Review body format detection

// Legacy string format
const legacyBody = service.detectReviewBodyFormat('Plain review text');
// { field: 'body', format: 'string', isCurrent: false }

// Current rich text format
const currentBody = service.detectReviewBodyFormat([
  { type: 'text', content: 'This paper presents...' },
]);
// { field: 'body', format: 'rich-text-array', isCurrent: true }

Analyzing complete records

Eprint records

Use analyzeEprintRecord to check all fields at once:

const record = await fetchRecordFromPds(uri);
const result = service.analyzeEprintRecord(record);

if (!result.isCurrentSchema) {
  console.log('Legacy format detected');
  console.log('Schema version:', result.compatibility.schemaVersion);
  console.log('Deprecated fields:', result.compatibility.deprecatedFields);

  if (result.compatibility.migrationAvailable) {
    for (const hint of result.compatibility.migrationHints ?? []) {
      console.log(`Field: ${hint.field}`);
      console.log(`Action: ${hint.action}`);
      console.log(`Instructions: ${hint.instructions}`);
    }
  }
}

Review records

Use analyzeReviewRecord for review comments:

const reviewRecord = await fetchRecordFromPds(reviewUri);
const result = service.analyzeReviewRecord(reviewRecord);

if (!result.isCurrentSchema) {
  console.log('Legacy review detected');
}

Migration workflow

Step 1: Detect legacy formats

const result = service.analyzeEprintRecord(record);

if (service.needsMigration(record)) {
  // record uses deprecated formats
}

Step 2: Generate API hints

Include schema hints in API responses to inform clients:

const result = service.analyzeEprintRecord(record);
const hints = service.generateApiHints(result);

const response = {
  uri: record.uri,
  value: record,
  ...(hints && { _schemaHints: hints }),
};

// Response includes hints for legacy records:
// {
//   "uri": "at://did:plc:.../pub.chive.eprint.submission/abc123",
//   "value": { ... },
//   "_schemaHints": {
//     "schemaVersion": "0.0.0",
//     "deprecatedFields": ["abstract"],
//     "migrationAvailable": true,
//     "migrationUrl": "https://docs.chive.pub/schema/migrations/abstract-richtext"
//   }
// }

Step 3: Apply migrations

Migration hints provide instructions for each field:

for (const hint of result.compatibility.migrationHints ?? []) {
  switch (hint.action) {
    case 'convert':
      // transform field format (e.g., string to array)
      console.log('Convert:', hint.instructions);
      break;

    case 'add':
      // add a new field (e.g., titleRich)

============================================================

OBJECTIVE A:
According to the excerpt on schema format detection, why should schema hints be included in API responses?
OBJECTIVE B:
Give the schema format detection excerpt again from "Step 3: Apply" to "field (e.g., titleRich)", switching "field" to "property".

DATA EXTRACT:
============================================================

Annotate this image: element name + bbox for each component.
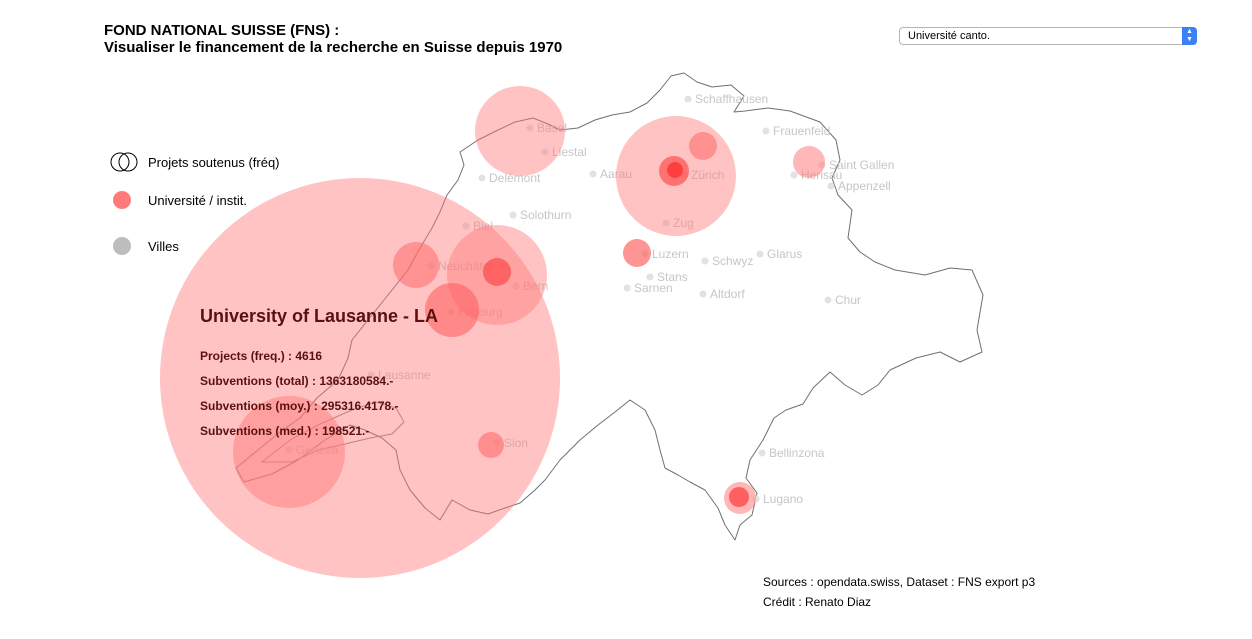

============================================================

CORRECT RESULT A:
The text says schema hints are included in API responses to inform clients. For legacy records, the response carries a _schemaHints object that gives the schema version, the deprecated fields, whether a migration is available, and a migration URL.

CORRECT RESULT B:
Step 3: Apply migrations

Migration hints provide instructions for each property:

for (const hint of result.compatibility.migrationHints ?? []) {
  switch (hint.action) {
    case 'convert':
      // transform property format (e.g., string to array)
      console.log('Convert:', hint.instructions);
      break;

    case 'add':
      // add a new property (e.g., titleRich)